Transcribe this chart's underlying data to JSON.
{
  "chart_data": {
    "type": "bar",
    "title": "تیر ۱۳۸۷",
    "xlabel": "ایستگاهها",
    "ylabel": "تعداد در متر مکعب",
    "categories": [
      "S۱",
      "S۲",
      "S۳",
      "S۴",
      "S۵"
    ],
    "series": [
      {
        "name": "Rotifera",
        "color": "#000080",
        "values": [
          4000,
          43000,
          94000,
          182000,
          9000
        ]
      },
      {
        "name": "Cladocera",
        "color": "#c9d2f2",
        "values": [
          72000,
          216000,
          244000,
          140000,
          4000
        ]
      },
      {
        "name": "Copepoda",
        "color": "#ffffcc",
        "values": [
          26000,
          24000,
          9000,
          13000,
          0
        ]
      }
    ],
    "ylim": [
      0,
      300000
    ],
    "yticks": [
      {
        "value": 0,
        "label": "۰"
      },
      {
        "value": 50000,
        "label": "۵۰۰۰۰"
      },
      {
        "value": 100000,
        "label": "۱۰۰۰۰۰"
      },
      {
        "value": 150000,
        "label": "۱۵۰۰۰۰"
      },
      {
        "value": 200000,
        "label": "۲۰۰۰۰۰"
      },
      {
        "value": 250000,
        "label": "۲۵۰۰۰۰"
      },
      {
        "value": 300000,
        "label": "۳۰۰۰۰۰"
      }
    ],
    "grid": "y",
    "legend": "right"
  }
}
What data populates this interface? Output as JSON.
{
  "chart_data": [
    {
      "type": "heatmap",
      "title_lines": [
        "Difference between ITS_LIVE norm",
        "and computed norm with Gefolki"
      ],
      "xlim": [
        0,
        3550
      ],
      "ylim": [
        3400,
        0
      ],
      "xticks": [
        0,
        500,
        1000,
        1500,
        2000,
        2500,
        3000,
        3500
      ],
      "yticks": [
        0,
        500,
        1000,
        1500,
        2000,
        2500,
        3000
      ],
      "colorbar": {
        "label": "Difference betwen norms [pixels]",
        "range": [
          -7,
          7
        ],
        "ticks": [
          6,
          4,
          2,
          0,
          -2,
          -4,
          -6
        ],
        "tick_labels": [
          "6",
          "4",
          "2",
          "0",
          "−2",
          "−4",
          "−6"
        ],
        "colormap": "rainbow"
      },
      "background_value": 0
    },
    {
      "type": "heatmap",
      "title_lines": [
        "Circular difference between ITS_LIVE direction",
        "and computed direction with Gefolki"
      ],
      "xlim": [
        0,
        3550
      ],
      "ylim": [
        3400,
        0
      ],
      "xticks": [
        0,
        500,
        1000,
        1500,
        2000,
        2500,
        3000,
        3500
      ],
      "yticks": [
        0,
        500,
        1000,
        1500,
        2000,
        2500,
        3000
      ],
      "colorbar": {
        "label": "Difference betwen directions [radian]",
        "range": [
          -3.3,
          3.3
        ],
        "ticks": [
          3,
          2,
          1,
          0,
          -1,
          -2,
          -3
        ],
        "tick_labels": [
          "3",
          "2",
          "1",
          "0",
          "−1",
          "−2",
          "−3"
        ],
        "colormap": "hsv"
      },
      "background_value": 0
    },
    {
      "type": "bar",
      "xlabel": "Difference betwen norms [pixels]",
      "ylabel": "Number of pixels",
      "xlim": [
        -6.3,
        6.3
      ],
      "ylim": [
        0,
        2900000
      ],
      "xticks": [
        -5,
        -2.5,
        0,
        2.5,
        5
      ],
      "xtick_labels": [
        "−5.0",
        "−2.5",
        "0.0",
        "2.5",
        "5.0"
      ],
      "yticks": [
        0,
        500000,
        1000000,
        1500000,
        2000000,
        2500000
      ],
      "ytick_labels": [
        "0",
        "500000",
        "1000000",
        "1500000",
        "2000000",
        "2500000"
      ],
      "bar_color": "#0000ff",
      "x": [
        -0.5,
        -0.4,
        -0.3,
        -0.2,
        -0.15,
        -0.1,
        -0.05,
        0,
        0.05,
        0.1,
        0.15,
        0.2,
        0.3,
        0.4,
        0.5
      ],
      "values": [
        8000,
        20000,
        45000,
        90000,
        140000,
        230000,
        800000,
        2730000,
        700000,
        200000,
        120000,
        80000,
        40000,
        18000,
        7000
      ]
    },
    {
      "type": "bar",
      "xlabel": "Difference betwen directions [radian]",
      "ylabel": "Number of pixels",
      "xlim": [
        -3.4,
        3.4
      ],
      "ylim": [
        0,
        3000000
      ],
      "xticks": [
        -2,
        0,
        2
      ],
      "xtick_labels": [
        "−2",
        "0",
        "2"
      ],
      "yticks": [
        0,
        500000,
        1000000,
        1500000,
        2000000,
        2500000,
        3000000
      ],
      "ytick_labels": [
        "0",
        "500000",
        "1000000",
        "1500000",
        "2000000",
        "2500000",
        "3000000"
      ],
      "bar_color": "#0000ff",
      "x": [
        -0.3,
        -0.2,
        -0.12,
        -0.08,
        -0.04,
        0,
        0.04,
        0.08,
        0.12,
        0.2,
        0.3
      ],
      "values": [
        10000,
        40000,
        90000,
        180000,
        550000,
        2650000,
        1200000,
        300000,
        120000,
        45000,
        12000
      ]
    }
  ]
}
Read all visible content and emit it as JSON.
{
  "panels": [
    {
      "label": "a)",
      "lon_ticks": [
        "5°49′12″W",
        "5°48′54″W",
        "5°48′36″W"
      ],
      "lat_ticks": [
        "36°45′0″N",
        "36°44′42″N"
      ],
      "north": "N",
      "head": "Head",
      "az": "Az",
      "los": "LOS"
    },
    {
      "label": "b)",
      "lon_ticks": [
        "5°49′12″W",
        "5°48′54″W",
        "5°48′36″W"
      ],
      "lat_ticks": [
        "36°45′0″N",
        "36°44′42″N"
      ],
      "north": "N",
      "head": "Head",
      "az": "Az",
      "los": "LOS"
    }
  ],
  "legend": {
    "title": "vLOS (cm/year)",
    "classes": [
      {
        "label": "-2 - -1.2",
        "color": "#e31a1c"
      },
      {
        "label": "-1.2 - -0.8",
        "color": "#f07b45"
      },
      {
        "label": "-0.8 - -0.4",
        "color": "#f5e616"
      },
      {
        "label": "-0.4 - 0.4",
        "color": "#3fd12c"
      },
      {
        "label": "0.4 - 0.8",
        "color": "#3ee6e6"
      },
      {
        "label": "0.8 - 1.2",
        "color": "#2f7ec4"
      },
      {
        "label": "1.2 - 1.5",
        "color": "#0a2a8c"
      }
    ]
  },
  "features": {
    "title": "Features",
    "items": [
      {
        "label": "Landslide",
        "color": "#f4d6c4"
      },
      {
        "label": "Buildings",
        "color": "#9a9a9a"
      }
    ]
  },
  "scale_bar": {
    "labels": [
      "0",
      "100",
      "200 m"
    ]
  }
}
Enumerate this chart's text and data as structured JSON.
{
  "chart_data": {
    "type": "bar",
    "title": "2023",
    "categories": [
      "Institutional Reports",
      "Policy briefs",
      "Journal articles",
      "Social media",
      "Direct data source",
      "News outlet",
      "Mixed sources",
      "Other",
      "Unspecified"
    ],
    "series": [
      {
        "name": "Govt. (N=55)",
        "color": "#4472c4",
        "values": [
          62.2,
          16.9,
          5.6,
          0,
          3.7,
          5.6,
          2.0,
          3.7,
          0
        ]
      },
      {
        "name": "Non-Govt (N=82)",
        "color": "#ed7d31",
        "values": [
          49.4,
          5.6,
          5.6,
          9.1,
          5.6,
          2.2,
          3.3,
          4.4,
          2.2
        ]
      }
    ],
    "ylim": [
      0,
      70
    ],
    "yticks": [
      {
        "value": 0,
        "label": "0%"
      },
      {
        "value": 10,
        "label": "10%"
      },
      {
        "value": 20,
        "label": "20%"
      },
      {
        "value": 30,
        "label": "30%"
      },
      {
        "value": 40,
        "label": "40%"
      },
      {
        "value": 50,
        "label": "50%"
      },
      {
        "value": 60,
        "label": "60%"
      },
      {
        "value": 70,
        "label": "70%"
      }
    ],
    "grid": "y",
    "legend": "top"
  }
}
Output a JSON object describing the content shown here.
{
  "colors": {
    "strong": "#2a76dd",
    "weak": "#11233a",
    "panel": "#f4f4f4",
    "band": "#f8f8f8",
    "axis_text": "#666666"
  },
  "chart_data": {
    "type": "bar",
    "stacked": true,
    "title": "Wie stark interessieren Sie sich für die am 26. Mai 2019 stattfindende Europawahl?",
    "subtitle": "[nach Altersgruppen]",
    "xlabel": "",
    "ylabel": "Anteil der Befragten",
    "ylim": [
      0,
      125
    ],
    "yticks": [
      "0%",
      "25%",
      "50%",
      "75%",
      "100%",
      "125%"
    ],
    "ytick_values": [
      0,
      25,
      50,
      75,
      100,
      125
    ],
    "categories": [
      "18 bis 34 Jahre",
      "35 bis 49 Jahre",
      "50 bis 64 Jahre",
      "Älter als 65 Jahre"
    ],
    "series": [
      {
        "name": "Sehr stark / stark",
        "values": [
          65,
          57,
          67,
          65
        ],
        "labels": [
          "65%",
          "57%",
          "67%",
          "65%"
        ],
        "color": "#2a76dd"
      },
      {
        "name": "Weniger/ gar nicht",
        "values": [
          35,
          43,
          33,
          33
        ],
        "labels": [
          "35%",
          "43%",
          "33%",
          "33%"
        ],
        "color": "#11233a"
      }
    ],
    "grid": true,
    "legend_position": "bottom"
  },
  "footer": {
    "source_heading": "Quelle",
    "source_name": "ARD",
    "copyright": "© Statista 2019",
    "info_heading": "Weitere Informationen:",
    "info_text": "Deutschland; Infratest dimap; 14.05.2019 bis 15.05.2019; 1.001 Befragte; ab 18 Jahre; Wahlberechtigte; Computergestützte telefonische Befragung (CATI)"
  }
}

--

▸ **TASK TO COMPLETE**: Show every line where the string "content" appears.

▸ **EXERCISE ANSWER**:
Read all visible content and emit it as JSON.
Output a JSON object describing the content shown here.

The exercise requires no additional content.